[Written exercise] Locate every line in the records below that contains the word "amount", and copy each one.

[Dataset excerpts]

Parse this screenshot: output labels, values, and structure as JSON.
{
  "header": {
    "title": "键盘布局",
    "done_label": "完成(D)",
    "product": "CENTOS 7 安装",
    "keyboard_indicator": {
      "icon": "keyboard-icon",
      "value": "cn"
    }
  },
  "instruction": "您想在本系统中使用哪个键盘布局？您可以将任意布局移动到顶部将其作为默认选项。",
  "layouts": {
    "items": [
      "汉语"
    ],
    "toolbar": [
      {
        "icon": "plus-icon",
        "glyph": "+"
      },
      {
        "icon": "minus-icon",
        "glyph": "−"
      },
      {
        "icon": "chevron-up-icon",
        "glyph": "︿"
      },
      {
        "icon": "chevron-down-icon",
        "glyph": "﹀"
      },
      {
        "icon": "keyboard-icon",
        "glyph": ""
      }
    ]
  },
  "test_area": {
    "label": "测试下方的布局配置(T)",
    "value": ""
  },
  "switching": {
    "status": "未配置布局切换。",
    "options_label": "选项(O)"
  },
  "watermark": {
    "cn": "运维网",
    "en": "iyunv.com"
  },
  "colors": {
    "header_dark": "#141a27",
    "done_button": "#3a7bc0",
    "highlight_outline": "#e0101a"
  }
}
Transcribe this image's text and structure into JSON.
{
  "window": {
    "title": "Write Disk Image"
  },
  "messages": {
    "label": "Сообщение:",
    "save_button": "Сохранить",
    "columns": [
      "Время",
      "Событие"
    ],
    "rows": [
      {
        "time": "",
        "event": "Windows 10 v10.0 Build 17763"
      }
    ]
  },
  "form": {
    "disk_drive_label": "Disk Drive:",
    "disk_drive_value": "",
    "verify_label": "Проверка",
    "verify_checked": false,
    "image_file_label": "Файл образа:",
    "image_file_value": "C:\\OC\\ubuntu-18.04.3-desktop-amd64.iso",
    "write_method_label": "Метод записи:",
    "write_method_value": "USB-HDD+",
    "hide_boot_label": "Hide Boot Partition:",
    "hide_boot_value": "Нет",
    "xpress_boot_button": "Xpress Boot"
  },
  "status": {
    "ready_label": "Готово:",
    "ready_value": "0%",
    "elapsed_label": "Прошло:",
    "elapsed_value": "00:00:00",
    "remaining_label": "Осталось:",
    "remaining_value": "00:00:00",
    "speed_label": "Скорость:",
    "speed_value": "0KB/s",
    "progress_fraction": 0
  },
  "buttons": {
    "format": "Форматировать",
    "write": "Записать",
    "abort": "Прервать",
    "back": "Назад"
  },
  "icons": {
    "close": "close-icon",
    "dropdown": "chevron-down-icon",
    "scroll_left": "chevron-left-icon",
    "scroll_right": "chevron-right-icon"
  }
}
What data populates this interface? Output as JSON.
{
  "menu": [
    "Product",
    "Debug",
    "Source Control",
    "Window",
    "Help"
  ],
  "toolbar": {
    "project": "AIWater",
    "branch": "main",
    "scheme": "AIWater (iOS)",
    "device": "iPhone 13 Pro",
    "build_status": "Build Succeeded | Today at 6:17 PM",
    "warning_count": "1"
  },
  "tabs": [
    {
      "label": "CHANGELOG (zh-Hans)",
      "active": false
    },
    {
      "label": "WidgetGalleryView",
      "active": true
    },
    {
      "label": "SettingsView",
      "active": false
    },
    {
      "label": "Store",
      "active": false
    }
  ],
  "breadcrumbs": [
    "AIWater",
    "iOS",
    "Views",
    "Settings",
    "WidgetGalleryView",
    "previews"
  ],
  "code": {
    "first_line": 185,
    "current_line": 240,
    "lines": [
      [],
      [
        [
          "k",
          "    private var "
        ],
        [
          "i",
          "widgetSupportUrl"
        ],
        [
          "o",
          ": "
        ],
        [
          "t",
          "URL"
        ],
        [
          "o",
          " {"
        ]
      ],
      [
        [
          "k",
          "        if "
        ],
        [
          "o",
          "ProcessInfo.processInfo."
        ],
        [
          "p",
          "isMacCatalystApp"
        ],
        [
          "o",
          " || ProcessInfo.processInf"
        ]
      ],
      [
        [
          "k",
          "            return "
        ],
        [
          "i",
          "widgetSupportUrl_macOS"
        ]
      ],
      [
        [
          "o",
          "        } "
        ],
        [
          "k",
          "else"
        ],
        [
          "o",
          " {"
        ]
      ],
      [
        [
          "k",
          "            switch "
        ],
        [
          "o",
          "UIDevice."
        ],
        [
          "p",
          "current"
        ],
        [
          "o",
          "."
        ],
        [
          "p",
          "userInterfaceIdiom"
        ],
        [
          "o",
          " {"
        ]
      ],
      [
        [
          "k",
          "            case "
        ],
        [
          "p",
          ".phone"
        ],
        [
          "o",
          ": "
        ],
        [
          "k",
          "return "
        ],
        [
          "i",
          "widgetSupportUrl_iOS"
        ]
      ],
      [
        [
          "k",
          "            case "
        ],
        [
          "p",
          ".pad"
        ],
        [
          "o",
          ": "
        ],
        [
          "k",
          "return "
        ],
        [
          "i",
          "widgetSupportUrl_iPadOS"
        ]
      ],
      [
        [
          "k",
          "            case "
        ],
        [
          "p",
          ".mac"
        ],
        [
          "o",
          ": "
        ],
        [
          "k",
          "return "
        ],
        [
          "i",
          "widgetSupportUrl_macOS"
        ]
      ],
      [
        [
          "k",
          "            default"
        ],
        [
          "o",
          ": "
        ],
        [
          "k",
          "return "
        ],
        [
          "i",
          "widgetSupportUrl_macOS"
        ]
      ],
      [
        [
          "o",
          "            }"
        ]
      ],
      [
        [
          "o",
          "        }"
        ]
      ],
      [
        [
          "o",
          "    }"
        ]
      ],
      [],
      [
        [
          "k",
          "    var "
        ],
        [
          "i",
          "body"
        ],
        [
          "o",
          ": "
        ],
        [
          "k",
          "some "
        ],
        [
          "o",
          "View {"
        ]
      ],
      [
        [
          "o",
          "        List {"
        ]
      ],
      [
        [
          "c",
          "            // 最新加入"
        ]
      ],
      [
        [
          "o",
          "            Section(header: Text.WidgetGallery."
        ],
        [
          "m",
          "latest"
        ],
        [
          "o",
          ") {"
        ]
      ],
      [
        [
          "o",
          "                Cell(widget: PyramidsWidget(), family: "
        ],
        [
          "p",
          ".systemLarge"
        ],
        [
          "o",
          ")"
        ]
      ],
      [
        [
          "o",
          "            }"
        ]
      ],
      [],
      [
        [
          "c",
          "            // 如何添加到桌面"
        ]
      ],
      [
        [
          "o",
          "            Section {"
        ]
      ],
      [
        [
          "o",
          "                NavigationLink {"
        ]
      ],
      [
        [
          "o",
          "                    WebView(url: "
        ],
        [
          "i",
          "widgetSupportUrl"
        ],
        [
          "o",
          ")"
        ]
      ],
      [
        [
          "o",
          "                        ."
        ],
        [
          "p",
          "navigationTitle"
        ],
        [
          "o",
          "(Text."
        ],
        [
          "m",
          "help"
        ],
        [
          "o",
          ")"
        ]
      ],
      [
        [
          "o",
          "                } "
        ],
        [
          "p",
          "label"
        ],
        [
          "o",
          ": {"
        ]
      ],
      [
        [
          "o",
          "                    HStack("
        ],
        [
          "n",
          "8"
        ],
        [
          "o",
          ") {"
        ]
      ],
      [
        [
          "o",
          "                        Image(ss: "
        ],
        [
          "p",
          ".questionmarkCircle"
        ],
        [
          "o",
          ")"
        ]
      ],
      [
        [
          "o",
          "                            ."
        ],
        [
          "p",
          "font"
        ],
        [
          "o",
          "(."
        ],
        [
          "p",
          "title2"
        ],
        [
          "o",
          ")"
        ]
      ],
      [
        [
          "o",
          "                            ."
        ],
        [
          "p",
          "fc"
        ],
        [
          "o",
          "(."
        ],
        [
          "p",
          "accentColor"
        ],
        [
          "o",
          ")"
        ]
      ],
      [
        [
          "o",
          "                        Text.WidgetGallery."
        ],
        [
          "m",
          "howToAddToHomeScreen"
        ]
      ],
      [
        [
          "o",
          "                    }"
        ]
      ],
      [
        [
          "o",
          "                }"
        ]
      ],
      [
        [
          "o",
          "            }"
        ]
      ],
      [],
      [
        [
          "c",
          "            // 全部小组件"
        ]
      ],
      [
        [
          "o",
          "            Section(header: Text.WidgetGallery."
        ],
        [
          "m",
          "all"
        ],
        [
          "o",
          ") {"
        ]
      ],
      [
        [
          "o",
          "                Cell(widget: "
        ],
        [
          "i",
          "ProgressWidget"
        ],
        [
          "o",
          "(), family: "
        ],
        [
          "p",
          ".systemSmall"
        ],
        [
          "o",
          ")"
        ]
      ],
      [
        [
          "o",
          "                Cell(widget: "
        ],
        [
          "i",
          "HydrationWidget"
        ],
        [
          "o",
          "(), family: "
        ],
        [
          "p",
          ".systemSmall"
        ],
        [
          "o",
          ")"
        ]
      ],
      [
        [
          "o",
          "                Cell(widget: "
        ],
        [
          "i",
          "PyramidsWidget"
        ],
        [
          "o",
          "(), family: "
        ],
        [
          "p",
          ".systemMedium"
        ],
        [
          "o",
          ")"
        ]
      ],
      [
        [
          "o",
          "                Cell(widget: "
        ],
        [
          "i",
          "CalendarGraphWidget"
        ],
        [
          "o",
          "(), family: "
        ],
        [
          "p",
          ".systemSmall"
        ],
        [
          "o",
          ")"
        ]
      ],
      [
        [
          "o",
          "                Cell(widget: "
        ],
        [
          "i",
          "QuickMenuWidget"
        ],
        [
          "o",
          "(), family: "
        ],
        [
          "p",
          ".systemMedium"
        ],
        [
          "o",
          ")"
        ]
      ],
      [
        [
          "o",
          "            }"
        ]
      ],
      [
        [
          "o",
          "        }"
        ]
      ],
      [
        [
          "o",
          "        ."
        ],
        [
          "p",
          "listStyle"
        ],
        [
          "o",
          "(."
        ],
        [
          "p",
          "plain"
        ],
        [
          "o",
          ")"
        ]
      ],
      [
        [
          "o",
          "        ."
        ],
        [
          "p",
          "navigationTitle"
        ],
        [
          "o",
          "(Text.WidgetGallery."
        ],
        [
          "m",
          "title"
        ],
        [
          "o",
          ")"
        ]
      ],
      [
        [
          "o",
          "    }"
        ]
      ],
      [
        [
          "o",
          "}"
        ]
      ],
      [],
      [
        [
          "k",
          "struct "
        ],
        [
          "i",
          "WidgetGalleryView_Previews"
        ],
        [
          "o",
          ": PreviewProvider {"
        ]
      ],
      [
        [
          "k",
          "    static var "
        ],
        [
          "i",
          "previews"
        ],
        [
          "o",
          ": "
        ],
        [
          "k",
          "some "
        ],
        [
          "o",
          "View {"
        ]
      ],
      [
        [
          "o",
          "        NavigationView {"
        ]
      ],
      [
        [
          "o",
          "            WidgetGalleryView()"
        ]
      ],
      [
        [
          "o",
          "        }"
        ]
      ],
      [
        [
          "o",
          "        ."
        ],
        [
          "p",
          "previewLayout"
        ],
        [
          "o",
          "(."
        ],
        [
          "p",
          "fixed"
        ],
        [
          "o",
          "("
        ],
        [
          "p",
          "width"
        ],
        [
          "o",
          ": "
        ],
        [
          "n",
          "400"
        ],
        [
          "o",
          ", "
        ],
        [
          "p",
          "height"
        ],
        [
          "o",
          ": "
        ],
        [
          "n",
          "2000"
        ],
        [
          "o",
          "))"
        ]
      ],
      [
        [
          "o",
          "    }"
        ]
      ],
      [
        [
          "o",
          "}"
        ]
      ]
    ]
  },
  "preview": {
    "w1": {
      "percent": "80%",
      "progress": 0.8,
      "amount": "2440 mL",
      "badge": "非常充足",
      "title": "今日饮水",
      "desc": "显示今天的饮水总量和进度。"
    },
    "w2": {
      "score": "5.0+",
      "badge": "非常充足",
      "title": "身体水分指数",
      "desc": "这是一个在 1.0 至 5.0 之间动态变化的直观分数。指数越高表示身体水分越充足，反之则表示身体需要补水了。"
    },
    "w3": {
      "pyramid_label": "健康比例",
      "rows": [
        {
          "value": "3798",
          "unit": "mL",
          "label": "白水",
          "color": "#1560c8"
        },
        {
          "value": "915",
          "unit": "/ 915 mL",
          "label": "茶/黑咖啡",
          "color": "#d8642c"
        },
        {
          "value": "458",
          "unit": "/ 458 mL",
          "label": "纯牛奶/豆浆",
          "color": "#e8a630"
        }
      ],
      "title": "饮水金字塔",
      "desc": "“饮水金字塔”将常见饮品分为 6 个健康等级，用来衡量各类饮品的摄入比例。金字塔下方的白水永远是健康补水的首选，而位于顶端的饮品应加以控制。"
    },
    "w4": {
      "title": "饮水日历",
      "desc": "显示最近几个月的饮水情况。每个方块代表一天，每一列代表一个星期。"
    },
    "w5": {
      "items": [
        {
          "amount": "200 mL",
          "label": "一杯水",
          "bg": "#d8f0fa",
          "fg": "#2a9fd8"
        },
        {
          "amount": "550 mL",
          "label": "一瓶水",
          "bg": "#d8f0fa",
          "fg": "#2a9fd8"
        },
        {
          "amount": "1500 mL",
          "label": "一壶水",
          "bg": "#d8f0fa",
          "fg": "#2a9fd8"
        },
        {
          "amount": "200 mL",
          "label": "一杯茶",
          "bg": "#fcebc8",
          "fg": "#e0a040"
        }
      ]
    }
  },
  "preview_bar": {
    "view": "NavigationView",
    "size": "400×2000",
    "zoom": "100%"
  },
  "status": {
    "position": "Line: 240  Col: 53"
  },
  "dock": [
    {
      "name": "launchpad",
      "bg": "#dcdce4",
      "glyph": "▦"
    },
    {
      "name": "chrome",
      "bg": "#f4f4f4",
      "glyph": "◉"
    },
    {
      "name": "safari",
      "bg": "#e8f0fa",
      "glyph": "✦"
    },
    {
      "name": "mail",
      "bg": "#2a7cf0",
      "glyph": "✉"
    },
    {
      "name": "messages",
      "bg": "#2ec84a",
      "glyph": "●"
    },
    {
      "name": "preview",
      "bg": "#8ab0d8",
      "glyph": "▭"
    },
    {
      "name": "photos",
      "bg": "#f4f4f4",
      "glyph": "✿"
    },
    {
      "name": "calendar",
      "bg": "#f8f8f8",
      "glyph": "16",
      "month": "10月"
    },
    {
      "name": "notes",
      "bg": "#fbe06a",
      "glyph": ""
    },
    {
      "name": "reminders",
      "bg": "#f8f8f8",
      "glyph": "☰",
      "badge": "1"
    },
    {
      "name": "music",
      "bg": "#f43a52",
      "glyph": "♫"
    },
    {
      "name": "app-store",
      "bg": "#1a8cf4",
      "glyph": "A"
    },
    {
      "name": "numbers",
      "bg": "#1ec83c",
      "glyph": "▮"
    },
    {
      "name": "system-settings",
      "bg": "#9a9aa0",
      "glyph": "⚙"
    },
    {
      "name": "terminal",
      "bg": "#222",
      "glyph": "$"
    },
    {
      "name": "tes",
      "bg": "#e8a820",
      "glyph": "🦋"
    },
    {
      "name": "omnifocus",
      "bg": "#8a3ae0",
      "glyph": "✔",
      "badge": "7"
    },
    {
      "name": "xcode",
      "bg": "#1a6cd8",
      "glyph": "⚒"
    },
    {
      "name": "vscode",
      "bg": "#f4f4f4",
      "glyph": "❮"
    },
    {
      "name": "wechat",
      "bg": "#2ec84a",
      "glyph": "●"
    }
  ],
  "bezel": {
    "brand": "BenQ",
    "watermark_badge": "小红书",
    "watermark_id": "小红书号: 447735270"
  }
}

[Problem solution]
      "amount": "2440 mL",
          "amount": "200 mL",
          "amount": "550 mL",
          "amount": "1500 mL",
          "amount": "200 mL",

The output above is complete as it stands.